Aim of the exercise:
Output every line below without omitting or altering anything.

[Stored data]
-=-=-=-=-

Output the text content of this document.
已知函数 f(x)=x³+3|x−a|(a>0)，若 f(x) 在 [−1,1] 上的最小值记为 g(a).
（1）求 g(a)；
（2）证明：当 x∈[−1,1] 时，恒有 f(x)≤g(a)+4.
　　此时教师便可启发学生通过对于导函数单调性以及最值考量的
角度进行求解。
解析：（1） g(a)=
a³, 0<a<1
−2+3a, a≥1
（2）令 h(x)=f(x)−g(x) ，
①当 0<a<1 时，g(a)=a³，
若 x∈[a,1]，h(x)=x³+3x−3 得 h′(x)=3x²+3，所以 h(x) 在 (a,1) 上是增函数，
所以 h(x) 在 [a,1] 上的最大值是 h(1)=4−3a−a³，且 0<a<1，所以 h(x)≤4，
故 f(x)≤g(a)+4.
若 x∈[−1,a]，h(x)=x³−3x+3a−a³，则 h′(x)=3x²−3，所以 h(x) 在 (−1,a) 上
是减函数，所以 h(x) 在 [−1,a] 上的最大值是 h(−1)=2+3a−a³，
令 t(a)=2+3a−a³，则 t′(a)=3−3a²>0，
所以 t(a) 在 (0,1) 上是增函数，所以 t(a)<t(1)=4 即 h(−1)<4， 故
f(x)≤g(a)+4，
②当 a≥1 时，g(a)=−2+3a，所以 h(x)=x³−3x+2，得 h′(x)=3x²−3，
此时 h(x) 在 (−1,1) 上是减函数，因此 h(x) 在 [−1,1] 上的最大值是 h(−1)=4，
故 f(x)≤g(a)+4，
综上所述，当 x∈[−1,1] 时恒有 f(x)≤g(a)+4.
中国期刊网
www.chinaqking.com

-=-=-=-=-

Result of the task:
Output the text content of this document.
已知函数 f(x)=x³+3|x−a|(a>0)，若 f(x) 在 [−1,1] 上的最小值记为 g(a).
（1）求 g(a)；
（2）证明：当 x∈[−1,1] 时，恒有 f(x)≤g(a)+4.
　　此时教师便可启发学生通过对于导函数单调性以及最值考量的
角度进行求解。
解析：（1） g(a)=
a³, 0<a<1
−2+3a, a≥1
（2）令 h(x)=f(x)−g(x) ，
①当 0<a<1 时，g(a)=a³，
若 x∈[a,1]，h(x)=x³+3x−3 得 h′(x)=3x²+3，所以 h(x) 在 (a,1) 上是增函数，
所以 h(x) 在 [a,1] 上的最大值是 h(1)=4−3a−a³，且 0<a<1，所以 h(x)≤4，
故 f(x)≤g(a)+4.
若 x∈[−1,a]，h(x)=x³−3x+3a−a³，则 h′(x)=3x²−3，所以 h(x) 在 (−1,a) 上
是减函数，所以 h(x) 在 [−1,a] 上的最大值是 h(−1)=2+3a−a³，
令 t(a)=2+3a−a³，则 t′(a)=3−3a²>0，
所以 t(a) 在 (0,1) 上是增函数，所以 t(a)<t(1)=4 即 h(−1)<4， 故
f(x)≤g(a)+4，
②当 a≥1 时，g(a)=−2+3a，所以 h(x)=x³−3x+2，得 h′(x)=3x²−3，
此时 h(x) 在 (−1,1) 上是减函数，因此 h(x) 在 [−1,1] 上的最大值是 h(−1)=4，
故 f(x)≤g(a)+4，
综上所述，当 x∈[−1,1] 时恒有 f(x)≤g(a)+4.
中国期刊网
www.chinaqking.com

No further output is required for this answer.